====== DATASET ROWS

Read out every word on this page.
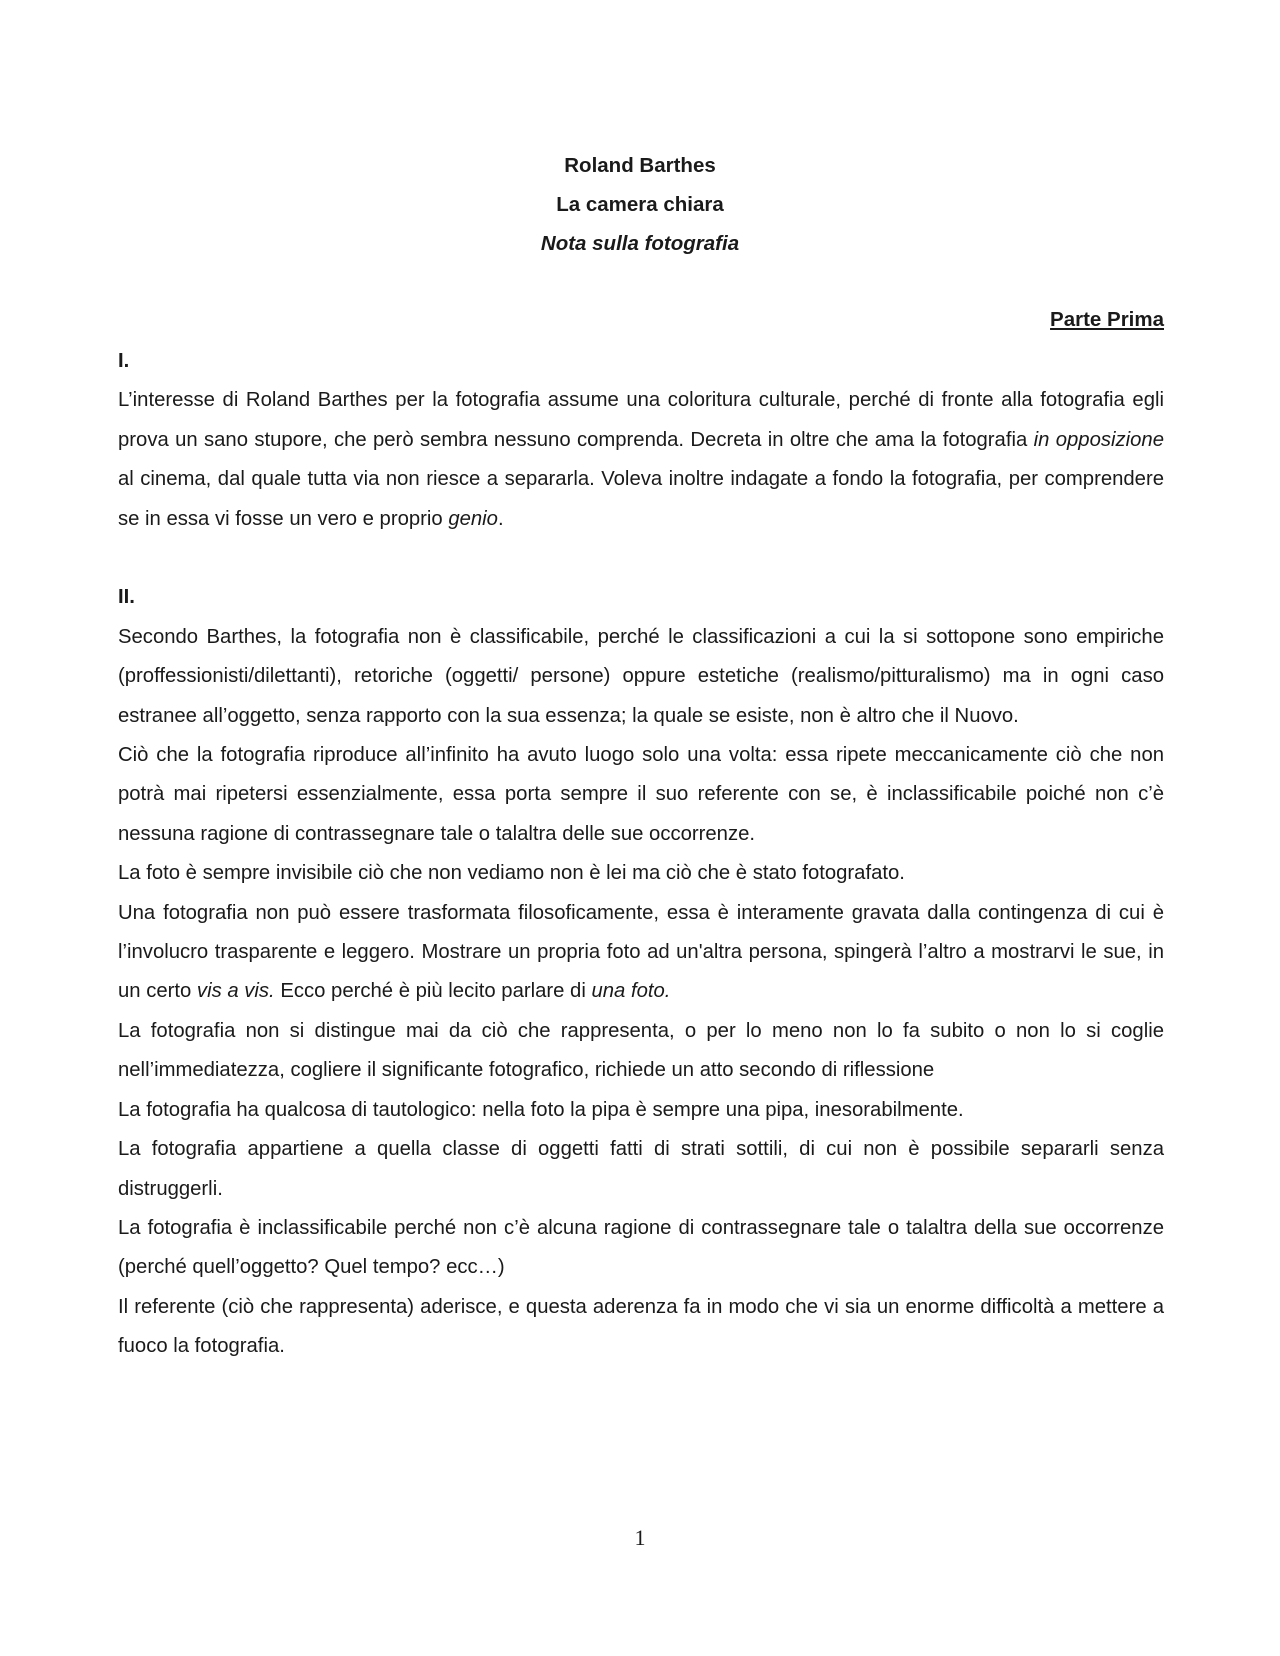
Roland Barthes
La camera chiara
Nota sulla fotografia
Parte Prima
I.

L’interesse di Roland Barthes per la fotografia assume una coloritura culturale, perché di fronte alla fotografia egli prova un sano stupore, che però sembra nessuno comprenda. Decreta in oltre che ama la fotografia in opposizione al cinema, dal quale tutta via non riesce a separarla. Voleva inoltre indagate a fondo la fotografia, per comprendere se in essa vi fosse un vero e proprio genio.

II.

Secondo Barthes, la fotografia non è classificabile, perché le classificazioni a cui la si sottopone sono empiriche (proffessionisti/dilettanti), retoriche (oggetti/ persone) oppure estetiche (realismo/pitturalismo) ma in ogni caso estranee all’oggetto, senza rapporto con la sua essenza; la quale se esiste, non è altro che il Nuovo.

Ciò che la fotografia riproduce all’infinito ha avuto luogo solo una volta: essa ripete meccanicamente ciò che non potrà mai ripetersi essenzialmente, essa porta sempre il suo referente con se, è inclassificabile poiché non c’è nessuna ragione di contrassegnare tale o talaltra delle sue occorrenze.

La foto è sempre invisibile ciò che non vediamo non è lei ma ciò che è stato fotografato.

Una fotografia non può essere trasformata filosoficamente, essa è interamente gravata dalla contingenza di cui è l’involucro trasparente e leggero. Mostrare un propria foto ad un'altra persona, spingerà l’altro a mostrarvi le sue, in un certo vis a vis. Ecco perché è più lecito parlare di una foto.

La fotografia non si distingue mai da ciò che rappresenta, o per lo meno non lo fa subito o non lo si coglie nell’immediatezza, cogliere il significante fotografico, richiede un atto secondo di riflessione

La fotografia ha qualcosa di tautologico: nella foto la pipa è sempre una pipa, inesorabilmente.

La fotografia appartiene a quella classe di oggetti fatti di strati sottili, di cui non è possibile separarli senza distruggerli.

La fotografia è inclassificabile perché non c’è alcuna ragione di contrassegnare tale o talaltra della sue occorrenze (perché quell’oggetto? Quel tempo? ecc…)

Il referente (ciò che rappresenta) aderisce, e questa aderenza fa in modo che vi sia un enorme difficoltà a mettere a fuoco la fotografia.

1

============

**PROBLEM TO SOLVE**
Using the entries above, find all lines with "senza". Copy them.

**EXERCISE OUTPUT**
Secondo Barthes, la fotografia non è classificabile, perché le classificazioni a cui la si sottopone sono empiriche (proffessionisti/dilettanti), retoriche (oggetti/ persone) oppure estetiche (realismo/pitturalismo) ma in ogni caso estranee all’oggetto, senza rapporto con la sua essenza; la quale se esiste, non è altro che il Nuovo.
La fotografia appartiene a quella classe di oggetti fatti di strati sottili, di cui non è possibile separarli senza distruggerli.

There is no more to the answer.